Prácticamente no hay un lugar de Costa Rica donde no se le recuerde con cariño. Muestra patente de eso se vivió en San Isidro de El General, cuando se efectuó el II Encuentro de Escritores, entre el 15 y el 18 de noviembre de 2012. El encuentro llevó por nombre Francisco Zúñiga, in memoriam, recuerdo y homenaje más que merecidos para uno de los autores más lúcidos, e injustamente olvidados, que ha producido este país.

Afortunadamente, su calidad literaria, su humildad, sencillez y don de gentes, hacen imposible que quienes lo conocimos podamos olvidarlo. Eso es lo que nos ha permitido rescatarlo del olvido y recuperarlo, no tanto para nosotros, sino para las futuras generaciones.

El cuentista

“Francisco Zúñiga Díaz escribe como al lector costarricense le gusta que le escriban.”

Alberto Cañas

Francisco Zúñiga Díaz editó y publicó siete volúmenes de cuentos, además de publicar un cuento largo, “Aquí voy yo, Andrés”, en el Anuario del cuento costarricense (1968), una publicación especial que la Editorial Costa Rica realizó al año siguiente. Años más tarde, el cuento sería publicado nuevamente, como parte de su libro Los dos minutos y otros cuentos (1976),

Durante sus charlas en la cotidianeidad del taller, Zúñiga defendió principios teóricos básicos y universalmente aceptados, como la brevedad natural del cuento debido a sus pocos personajes y el tema central por narrar, la estructura tripartita de introducción, nudo y desenlace. Sin embargo, le gustaba sazonar algunos de esos conceptos.

■ LO QUE SE PIDE
a. En el fragmento sobre Francisco Zúñiga Díaz, ¿por qué defendía él que el cuento es breve por naturaleza? Responde en una a tres oraciones.
b. Copia del fragmento sobre Francisco Zúñiga Díaz el pasaje entre "Prácticamente no hay" y "producido este país.", ambos incluidos.
Las filas no tienen nada que ver con esto.

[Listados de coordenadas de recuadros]
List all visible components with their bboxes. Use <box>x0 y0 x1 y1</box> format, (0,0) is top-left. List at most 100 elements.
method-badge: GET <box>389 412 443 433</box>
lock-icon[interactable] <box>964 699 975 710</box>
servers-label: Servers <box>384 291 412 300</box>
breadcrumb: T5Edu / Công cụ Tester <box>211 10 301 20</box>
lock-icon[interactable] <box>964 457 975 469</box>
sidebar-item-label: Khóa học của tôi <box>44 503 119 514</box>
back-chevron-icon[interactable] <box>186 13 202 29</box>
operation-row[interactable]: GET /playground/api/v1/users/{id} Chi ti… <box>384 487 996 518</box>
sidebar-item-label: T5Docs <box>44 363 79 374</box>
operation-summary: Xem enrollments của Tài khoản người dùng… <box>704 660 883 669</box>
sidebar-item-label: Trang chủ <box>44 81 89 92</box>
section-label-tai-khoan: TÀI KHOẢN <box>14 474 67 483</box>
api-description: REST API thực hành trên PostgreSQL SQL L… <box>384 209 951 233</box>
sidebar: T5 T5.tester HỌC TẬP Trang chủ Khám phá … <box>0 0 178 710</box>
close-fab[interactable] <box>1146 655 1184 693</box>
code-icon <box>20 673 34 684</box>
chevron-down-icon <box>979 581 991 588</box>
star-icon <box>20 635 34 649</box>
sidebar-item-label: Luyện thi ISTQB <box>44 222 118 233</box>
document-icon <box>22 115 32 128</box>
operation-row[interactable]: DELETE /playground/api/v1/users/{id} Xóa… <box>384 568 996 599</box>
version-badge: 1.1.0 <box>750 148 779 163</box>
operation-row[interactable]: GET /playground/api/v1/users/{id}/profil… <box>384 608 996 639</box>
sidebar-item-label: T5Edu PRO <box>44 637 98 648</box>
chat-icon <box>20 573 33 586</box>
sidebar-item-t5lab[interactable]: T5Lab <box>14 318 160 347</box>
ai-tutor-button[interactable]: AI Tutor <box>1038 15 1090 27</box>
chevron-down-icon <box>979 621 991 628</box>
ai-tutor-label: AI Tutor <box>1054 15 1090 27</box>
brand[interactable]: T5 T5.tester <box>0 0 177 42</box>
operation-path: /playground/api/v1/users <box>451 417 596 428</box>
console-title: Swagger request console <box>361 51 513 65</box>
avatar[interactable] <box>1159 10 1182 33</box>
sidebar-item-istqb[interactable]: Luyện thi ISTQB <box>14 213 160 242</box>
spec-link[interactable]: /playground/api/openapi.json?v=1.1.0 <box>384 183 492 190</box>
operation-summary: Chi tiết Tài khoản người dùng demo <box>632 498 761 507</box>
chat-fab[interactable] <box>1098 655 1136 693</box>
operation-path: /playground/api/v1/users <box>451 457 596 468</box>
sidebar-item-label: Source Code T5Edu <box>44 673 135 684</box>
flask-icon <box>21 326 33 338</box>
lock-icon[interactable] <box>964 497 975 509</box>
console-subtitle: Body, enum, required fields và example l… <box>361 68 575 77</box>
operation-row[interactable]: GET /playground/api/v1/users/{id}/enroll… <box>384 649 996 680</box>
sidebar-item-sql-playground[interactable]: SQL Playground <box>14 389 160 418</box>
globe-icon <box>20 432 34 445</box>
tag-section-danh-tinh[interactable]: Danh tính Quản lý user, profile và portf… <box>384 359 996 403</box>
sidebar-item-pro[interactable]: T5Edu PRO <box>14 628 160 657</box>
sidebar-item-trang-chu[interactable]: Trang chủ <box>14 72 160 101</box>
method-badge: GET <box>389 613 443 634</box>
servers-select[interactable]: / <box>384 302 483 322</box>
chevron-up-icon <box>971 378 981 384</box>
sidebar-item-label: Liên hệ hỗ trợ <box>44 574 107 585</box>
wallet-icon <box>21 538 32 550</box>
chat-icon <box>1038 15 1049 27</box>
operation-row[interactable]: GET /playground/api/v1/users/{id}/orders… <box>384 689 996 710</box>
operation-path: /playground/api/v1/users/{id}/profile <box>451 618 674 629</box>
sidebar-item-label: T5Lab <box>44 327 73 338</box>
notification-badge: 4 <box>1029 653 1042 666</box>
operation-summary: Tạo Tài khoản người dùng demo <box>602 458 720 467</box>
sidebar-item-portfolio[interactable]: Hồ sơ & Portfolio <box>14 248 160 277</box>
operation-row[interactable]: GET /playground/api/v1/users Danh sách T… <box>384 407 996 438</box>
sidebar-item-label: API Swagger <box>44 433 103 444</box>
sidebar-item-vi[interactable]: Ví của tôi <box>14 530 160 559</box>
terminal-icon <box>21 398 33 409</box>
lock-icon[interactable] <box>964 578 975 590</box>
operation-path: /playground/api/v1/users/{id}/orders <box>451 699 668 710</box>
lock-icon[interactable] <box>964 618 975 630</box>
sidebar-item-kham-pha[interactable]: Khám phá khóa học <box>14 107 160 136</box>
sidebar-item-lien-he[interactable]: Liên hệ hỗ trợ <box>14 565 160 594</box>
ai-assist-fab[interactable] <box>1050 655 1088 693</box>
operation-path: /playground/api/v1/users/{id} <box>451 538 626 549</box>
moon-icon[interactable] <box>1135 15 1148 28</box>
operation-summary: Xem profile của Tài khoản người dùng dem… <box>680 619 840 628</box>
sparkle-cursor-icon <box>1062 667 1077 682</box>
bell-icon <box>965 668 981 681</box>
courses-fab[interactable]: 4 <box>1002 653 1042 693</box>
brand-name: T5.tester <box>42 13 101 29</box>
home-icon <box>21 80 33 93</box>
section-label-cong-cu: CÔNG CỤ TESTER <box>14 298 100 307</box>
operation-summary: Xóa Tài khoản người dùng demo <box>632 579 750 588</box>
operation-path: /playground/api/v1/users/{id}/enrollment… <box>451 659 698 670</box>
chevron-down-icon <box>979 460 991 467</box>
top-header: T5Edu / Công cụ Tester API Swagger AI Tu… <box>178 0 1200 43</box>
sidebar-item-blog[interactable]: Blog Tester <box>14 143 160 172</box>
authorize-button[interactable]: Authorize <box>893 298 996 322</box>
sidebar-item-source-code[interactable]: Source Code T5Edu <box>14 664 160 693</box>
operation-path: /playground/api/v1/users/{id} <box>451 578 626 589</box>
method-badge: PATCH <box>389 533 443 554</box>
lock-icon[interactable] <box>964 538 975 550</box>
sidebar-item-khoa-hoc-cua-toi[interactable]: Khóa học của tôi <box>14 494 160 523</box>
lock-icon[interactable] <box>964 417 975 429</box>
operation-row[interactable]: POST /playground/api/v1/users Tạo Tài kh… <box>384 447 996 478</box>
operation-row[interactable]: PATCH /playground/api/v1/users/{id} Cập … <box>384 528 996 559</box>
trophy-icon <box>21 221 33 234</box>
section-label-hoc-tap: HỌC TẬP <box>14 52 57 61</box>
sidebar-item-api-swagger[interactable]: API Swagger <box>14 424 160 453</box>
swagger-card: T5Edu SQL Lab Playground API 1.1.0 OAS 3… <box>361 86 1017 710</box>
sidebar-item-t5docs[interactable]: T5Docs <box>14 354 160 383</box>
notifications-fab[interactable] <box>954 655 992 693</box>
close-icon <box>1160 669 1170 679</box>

■ SOLUCIONES
a. Porque el cuento tiene pocos personajes y un tema central que narrar.

b.
Prácticamente no hay un lugar de Costa Rica donde no se le recuerde con cariño. Muestra patente de eso se vivió en San Isidro de El General, cuando se efectuó el II Encuentro de Escritores, entre el 15 y el 18 de noviembre de 2012. El encuentro llevó por nombre Francisco Zúñiga, in memoriam, recuerdo y homenaje más que merecidos para uno de los autores más lúcidos, e injustamente olvidados, que ha producido este país.